** Begin Provided data **

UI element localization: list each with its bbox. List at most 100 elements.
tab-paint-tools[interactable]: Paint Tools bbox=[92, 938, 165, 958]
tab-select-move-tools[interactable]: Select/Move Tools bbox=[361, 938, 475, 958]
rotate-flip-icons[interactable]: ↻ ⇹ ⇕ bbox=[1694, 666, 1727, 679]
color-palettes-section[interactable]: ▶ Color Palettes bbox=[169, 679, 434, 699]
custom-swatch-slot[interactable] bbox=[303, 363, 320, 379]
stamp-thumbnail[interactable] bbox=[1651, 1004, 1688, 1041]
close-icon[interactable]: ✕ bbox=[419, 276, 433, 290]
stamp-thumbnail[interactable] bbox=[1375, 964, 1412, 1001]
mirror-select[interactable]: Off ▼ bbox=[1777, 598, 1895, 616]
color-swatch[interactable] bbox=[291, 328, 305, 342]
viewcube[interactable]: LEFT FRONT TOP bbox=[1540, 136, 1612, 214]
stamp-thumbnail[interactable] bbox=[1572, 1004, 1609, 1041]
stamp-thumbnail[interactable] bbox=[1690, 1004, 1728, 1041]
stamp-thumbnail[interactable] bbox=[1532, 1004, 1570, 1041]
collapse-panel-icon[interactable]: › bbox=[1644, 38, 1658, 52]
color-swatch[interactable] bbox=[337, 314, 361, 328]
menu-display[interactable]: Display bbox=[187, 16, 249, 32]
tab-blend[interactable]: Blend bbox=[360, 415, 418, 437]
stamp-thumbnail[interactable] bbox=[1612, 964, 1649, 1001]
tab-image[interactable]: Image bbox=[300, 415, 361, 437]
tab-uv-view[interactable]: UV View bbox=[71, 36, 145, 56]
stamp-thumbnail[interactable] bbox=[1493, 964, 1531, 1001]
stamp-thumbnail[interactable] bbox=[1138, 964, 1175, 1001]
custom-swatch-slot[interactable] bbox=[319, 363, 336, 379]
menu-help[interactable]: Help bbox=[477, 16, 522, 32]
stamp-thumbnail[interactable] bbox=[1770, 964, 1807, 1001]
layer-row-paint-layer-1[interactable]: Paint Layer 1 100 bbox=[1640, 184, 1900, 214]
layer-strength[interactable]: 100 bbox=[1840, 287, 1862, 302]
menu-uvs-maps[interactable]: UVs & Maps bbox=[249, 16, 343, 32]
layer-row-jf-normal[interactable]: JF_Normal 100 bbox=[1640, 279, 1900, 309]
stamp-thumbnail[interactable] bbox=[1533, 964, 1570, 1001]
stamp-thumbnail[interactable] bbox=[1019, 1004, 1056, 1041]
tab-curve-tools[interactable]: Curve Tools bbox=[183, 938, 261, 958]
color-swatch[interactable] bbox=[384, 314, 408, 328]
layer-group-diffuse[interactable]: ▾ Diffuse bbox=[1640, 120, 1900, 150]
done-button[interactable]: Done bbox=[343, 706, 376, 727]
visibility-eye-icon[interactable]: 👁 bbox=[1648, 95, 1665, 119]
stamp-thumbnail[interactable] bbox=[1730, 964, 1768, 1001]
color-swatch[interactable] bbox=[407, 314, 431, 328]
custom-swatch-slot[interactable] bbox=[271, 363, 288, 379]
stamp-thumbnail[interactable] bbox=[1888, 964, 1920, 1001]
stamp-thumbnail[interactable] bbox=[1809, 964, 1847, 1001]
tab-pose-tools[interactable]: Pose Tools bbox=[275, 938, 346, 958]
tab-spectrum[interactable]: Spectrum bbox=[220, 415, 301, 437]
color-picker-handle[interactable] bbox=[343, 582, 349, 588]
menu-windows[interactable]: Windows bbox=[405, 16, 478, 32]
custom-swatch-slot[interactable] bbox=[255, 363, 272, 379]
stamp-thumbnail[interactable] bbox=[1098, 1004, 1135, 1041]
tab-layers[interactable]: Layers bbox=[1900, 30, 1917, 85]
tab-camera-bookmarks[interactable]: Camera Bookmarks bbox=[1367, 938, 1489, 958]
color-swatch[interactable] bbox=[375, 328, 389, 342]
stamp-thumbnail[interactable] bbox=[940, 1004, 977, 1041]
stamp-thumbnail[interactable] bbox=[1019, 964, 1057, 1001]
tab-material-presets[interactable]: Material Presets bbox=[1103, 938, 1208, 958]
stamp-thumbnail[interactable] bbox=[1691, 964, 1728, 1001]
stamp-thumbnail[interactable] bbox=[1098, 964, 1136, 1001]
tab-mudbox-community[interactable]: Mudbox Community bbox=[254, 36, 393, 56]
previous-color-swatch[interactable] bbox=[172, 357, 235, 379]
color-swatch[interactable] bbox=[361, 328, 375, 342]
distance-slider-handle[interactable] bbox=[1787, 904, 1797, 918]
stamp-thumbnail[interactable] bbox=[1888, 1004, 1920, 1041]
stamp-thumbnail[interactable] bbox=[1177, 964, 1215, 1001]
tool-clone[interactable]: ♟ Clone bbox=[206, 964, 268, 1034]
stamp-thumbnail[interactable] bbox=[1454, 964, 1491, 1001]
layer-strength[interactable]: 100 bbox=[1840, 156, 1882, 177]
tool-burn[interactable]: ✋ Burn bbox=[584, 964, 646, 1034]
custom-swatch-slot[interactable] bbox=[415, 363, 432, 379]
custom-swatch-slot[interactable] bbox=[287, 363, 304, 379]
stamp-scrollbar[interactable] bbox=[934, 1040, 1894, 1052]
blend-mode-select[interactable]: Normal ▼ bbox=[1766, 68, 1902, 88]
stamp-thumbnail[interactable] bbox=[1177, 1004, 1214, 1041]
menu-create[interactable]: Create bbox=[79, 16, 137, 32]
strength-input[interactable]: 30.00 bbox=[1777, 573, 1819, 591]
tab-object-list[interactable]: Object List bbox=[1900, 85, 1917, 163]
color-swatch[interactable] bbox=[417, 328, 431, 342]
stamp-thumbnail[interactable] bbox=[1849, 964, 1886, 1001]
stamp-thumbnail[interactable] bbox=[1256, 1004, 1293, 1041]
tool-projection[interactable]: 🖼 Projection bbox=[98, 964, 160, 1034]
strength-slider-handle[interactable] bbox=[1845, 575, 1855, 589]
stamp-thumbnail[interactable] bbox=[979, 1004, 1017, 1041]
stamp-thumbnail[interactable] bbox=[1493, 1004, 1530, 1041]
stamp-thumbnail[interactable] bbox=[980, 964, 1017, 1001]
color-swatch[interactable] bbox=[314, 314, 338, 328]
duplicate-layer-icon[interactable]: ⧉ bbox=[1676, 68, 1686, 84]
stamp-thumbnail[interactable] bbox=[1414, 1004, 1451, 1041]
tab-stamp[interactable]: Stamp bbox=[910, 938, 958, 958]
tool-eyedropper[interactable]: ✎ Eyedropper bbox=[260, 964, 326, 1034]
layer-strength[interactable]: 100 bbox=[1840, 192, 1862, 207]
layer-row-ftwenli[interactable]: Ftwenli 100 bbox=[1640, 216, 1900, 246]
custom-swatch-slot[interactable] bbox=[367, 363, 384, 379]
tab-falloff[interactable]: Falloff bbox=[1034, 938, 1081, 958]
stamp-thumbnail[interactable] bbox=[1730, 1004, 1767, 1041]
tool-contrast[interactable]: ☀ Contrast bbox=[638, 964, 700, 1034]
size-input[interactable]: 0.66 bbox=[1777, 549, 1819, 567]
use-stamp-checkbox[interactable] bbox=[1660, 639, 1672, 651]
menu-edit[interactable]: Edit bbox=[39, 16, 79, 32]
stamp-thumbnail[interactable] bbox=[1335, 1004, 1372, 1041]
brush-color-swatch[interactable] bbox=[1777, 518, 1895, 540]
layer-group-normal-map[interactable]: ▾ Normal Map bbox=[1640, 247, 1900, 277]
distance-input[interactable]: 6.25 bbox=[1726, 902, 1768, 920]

** End Provided data **

Given request ▸ Reproduce the entire listing above word for word, from its first line through its last.

Response to this task ▸
UI element localization: list each with its bbox. List at most 100 elements.
tab-paint-tools[interactable]: Paint Tools bbox=[92, 938, 165, 958]
tab-select-move-tools[interactable]: Select/Move Tools bbox=[361, 938, 475, 958]
rotate-flip-icons[interactable]: ↻ ⇹ ⇕ bbox=[1694, 666, 1727, 679]
color-palettes-section[interactable]: ▶ Color Palettes bbox=[169, 679, 434, 699]
custom-swatch-slot[interactable] bbox=[303, 363, 320, 379]
stamp-thumbnail[interactable] bbox=[1651, 1004, 1688, 1041]
close-icon[interactable]: ✕ bbox=[419, 276, 433, 290]
stamp-thumbnail[interactable] bbox=[1375, 964, 1412, 1001]
mirror-select[interactable]: Off ▼ bbox=[1777, 598, 1895, 616]
color-swatch[interactable] bbox=[291, 328, 305, 342]
viewcube[interactable]: LEFT FRONT TOP bbox=[1540, 136, 1612, 214]
stamp-thumbnail[interactable] bbox=[1572, 1004, 1609, 1041]
stamp-thumbnail[interactable] bbox=[1690, 1004, 1728, 1041]
stamp-thumbnail[interactable] bbox=[1532, 1004, 1570, 1041]
collapse-panel-icon[interactable]: › bbox=[1644, 38, 1658, 52]
color-swatch[interactable] bbox=[337, 314, 361, 328]
menu-display[interactable]: Display bbox=[187, 16, 249, 32]
tab-blend[interactable]: Blend bbox=[360, 415, 418, 437]
stamp-thumbnail[interactable] bbox=[1612, 964, 1649, 1001]
tab-image[interactable]: Image bbox=[300, 415, 361, 437]
tab-uv-view[interactable]: UV View bbox=[71, 36, 145, 56]
stamp-thumbnail[interactable] bbox=[1493, 964, 1531, 1001]
stamp-thumbnail[interactable] bbox=[1138, 964, 1175, 1001]
custom-swatch-slot[interactable] bbox=[319, 363, 336, 379]
menu-help[interactable]: Help bbox=[477, 16, 522, 32]
stamp-thumbnail[interactable] bbox=[1770, 964, 1807, 1001]
layer-row-paint-layer-1[interactable]: Paint Layer 1 100 bbox=[1640, 184, 1900, 214]
layer-strength[interactable]: 100 bbox=[1840, 287, 1862, 302]
menu-uvs-maps[interactable]: UVs & Maps bbox=[249, 16, 343, 32]
layer-row-jf-normal[interactable]: JF_Normal 100 bbox=[1640, 279, 1900, 309]
stamp-thumbnail[interactable] bbox=[1533, 964, 1570, 1001]
stamp-thumbnail[interactable] bbox=[1019, 1004, 1056, 1041]
tab-curve-tools[interactable]: Curve Tools bbox=[183, 938, 261, 958]
color-swatch[interactable] bbox=[384, 314, 408, 328]
layer-group-diffuse[interactable]: ▾ Diffuse bbox=[1640, 120, 1900, 150]
done-button[interactable]: Done bbox=[343, 706, 376, 727]
visibility-eye-icon[interactable]: 👁 bbox=[1648, 95, 1665, 119]
stamp-thumbnail[interactable] bbox=[1730, 964, 1768, 1001]
color-swatch[interactable] bbox=[407, 314, 431, 328]
custom-swatch-slot[interactable] bbox=[271, 363, 288, 379]
stamp-thumbnail[interactable] bbox=[1888, 964, 1920, 1001]
stamp-thumbnail[interactable] bbox=[1809, 964, 1847, 1001]
tab-pose-tools[interactable]: Pose Tools bbox=[275, 938, 346, 958]
tab-spectrum[interactable]: Spectrum bbox=[220, 415, 301, 437]
color-picker-handle[interactable] bbox=[343, 582, 349, 588]
menu-windows[interactable]: Windows bbox=[405, 16, 478, 32]
custom-swatch-slot[interactable] bbox=[255, 363, 272, 379]
stamp-thumbnail[interactable] bbox=[1098, 1004, 1135, 1041]
tab-layers[interactable]: Layers bbox=[1900, 30, 1917, 85]
tab-camera-bookmarks[interactable]: Camera Bookmarks bbox=[1367, 938, 1489, 958]
color-swatch[interactable] bbox=[375, 328, 389, 342]
stamp-thumbnail[interactable] bbox=[940, 1004, 977, 1041]
stamp-thumbnail[interactable] bbox=[1019, 964, 1057, 1001]
tab-material-presets[interactable]: Material Presets bbox=[1103, 938, 1208, 958]
stamp-thumbnail[interactable] bbox=[1691, 964, 1728, 1001]
stamp-thumbnail[interactable] bbox=[1098, 964, 1136, 1001]
tab-mudbox-community[interactable]: Mudbox Community bbox=[254, 36, 393, 56]
previous-color-swatch[interactable] bbox=[172, 357, 235, 379]
color-swatch[interactable] bbox=[361, 328, 375, 342]
distance-slider-handle[interactable] bbox=[1787, 904, 1797, 918]
stamp-thumbnail[interactable] bbox=[1888, 1004, 1920, 1041]
stamp-thumbnail[interactable] bbox=[1177, 964, 1215, 1001]
tool-clone[interactable]: ♟ Clone bbox=[206, 964, 268, 1034]
stamp-thumbnail[interactable] bbox=[1454, 964, 1491, 1001]
layer-strength[interactable]: 100 bbox=[1840, 156, 1882, 177]
tool-burn[interactable]: ✋ Burn bbox=[584, 964, 646, 1034]
custom-swatch-slot[interactable] bbox=[415, 363, 432, 379]
custom-swatch-slot[interactable] bbox=[287, 363, 304, 379]
stamp-scrollbar[interactable] bbox=[934, 1040, 1894, 1052]
blend-mode-select[interactable]: Normal ▼ bbox=[1766, 68, 1902, 88]
stamp-thumbnail[interactable] bbox=[1177, 1004, 1214, 1041]
menu-create[interactable]: Create bbox=[79, 16, 137, 32]
strength-input[interactable]: 30.00 bbox=[1777, 573, 1819, 591]
tab-object-list[interactable]: Object List bbox=[1900, 85, 1917, 163]
color-swatch[interactable] bbox=[417, 328, 431, 342]
stamp-thumbnail[interactable] bbox=[1849, 964, 1886, 1001]
stamp-thumbnail[interactable] bbox=[1256, 1004, 1293, 1041]
tool-projection[interactable]: 🖼 Projection bbox=[98, 964, 160, 1034]
strength-slider-handle[interactable] bbox=[1845, 575, 1855, 589]
stamp-thumbnail[interactable] bbox=[979, 1004, 1017, 1041]
stamp-thumbnail[interactable] bbox=[1493, 1004, 1530, 1041]
stamp-thumbnail[interactable] bbox=[980, 964, 1017, 1001]
color-swatch[interactable] bbox=[314, 314, 338, 328]
duplicate-layer-icon[interactable]: ⧉ bbox=[1676, 68, 1686, 84]
stamp-thumbnail[interactable] bbox=[1414, 1004, 1451, 1041]
tab-stamp[interactable]: Stamp bbox=[910, 938, 958, 958]
tool-eyedropper[interactable]: ✎ Eyedropper bbox=[260, 964, 326, 1034]
layer-strength[interactable]: 100 bbox=[1840, 192, 1862, 207]
layer-row-ftwenli[interactable]: Ftwenli 100 bbox=[1640, 216, 1900, 246]
custom-swatch-slot[interactable] bbox=[367, 363, 384, 379]
tab-falloff[interactable]: Falloff bbox=[1034, 938, 1081, 958]
stamp-thumbnail[interactable] bbox=[1730, 1004, 1767, 1041]
tool-contrast[interactable]: ☀ Contrast bbox=[638, 964, 700, 1034]
size-input[interactable]: 0.66 bbox=[1777, 549, 1819, 567]
use-stamp-checkbox[interactable] bbox=[1660, 639, 1672, 651]
menu-edit[interactable]: Edit bbox=[39, 16, 79, 32]
stamp-thumbnail[interactable] bbox=[1335, 1004, 1372, 1041]
brush-color-swatch[interactable] bbox=[1777, 518, 1895, 540]
layer-group-normal-map[interactable]: ▾ Normal Map bbox=[1640, 247, 1900, 277]
distance-input[interactable]: 6.25 bbox=[1726, 902, 1768, 920]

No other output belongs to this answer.